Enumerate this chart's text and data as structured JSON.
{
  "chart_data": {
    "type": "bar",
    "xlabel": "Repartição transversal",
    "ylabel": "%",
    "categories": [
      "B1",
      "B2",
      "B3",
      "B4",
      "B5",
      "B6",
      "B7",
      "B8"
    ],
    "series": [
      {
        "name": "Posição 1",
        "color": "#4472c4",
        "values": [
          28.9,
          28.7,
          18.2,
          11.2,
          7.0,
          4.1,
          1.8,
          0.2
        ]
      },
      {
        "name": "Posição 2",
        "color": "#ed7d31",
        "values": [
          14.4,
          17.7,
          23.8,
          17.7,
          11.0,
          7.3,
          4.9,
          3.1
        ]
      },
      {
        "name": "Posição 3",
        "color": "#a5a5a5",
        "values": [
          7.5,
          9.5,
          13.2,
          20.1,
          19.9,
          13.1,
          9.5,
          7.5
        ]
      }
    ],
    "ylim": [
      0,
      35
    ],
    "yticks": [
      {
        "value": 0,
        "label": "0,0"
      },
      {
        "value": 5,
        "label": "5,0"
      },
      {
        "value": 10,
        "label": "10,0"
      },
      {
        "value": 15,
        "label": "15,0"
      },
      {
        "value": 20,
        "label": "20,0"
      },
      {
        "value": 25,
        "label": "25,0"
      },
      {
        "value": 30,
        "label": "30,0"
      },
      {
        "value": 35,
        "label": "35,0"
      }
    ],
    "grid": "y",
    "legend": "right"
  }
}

*What you are asked to do*: Reply with nothing but the number of lines in the data above that contain "name".

*Reply to the task*: 3